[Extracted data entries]
━━━━━━━━━━━━━━━━

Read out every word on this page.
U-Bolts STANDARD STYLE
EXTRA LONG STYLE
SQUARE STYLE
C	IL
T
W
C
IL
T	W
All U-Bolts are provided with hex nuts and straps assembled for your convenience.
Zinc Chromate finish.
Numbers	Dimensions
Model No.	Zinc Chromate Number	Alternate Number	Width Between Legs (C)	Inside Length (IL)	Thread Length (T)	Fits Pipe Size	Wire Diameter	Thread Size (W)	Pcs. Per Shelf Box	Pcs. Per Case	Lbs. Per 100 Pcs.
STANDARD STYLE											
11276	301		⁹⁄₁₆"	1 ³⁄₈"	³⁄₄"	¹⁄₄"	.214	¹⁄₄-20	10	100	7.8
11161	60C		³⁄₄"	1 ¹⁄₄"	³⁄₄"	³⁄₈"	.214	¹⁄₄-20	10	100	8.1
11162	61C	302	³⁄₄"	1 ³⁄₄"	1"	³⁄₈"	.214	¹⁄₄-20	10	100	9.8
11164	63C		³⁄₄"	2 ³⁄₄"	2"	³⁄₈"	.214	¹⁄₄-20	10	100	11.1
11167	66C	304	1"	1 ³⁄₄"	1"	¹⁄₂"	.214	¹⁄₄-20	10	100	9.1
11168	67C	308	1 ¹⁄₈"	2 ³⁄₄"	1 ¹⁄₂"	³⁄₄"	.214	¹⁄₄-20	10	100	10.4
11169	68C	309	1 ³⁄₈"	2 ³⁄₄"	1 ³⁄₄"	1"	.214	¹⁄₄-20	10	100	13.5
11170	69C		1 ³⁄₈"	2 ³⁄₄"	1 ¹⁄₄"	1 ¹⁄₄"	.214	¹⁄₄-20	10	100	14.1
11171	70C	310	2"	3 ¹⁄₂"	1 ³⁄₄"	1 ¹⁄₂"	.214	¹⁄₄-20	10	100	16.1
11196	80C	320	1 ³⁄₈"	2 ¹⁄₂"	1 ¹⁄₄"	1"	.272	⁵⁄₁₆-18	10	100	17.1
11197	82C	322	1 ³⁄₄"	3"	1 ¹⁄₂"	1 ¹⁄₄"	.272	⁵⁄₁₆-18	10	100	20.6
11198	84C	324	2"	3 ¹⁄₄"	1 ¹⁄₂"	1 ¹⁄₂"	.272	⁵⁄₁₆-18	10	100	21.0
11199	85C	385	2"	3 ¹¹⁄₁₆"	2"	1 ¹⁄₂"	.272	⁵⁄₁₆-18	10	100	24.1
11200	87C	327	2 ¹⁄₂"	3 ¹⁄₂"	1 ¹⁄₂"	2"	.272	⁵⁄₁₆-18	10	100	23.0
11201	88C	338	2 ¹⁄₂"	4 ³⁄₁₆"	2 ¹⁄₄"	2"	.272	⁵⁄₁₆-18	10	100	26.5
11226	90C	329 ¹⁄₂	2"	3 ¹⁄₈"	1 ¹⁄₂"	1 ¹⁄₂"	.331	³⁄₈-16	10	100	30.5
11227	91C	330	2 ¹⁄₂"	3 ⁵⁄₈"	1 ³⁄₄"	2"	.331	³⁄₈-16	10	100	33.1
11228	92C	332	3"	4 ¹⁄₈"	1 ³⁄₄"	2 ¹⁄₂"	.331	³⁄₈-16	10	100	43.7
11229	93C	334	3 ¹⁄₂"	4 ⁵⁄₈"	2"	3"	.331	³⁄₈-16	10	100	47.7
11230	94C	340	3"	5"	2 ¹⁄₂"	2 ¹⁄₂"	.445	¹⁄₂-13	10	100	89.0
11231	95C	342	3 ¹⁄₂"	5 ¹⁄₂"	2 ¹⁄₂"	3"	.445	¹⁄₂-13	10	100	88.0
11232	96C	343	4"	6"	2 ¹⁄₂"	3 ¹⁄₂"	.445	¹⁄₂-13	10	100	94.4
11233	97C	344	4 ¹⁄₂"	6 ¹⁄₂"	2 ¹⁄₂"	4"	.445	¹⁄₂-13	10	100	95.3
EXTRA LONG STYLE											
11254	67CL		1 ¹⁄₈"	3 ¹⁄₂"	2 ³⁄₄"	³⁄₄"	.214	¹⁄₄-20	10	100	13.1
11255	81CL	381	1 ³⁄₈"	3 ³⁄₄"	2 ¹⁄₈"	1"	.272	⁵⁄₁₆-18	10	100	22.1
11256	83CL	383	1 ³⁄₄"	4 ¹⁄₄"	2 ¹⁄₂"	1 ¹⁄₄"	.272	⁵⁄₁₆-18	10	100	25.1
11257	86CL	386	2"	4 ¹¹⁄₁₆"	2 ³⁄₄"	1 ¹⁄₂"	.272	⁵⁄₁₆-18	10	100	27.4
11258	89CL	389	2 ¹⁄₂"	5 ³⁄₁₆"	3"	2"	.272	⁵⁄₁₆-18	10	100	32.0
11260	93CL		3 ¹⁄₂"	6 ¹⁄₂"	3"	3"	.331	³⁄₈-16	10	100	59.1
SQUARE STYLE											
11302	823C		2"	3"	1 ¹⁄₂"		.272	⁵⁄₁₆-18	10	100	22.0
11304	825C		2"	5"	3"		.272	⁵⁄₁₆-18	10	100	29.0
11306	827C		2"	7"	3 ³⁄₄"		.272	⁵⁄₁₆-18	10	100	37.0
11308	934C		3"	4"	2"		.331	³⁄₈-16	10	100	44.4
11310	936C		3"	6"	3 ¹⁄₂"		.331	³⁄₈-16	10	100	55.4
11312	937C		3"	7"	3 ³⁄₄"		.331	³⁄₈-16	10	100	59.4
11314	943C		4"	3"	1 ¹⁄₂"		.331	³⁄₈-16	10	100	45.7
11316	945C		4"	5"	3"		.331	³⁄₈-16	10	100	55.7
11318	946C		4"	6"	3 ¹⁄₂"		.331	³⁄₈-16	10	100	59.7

━━━━━━━━━━━━━━━━

In the records, locate each line holding the string "STYLE" and copy it.

U-Bolts STANDARD STYLE
EXTRA LONG STYLE
SQUARE STYLE
STANDARD STYLE											
EXTRA LONG STYLE											
SQUARE STYLE											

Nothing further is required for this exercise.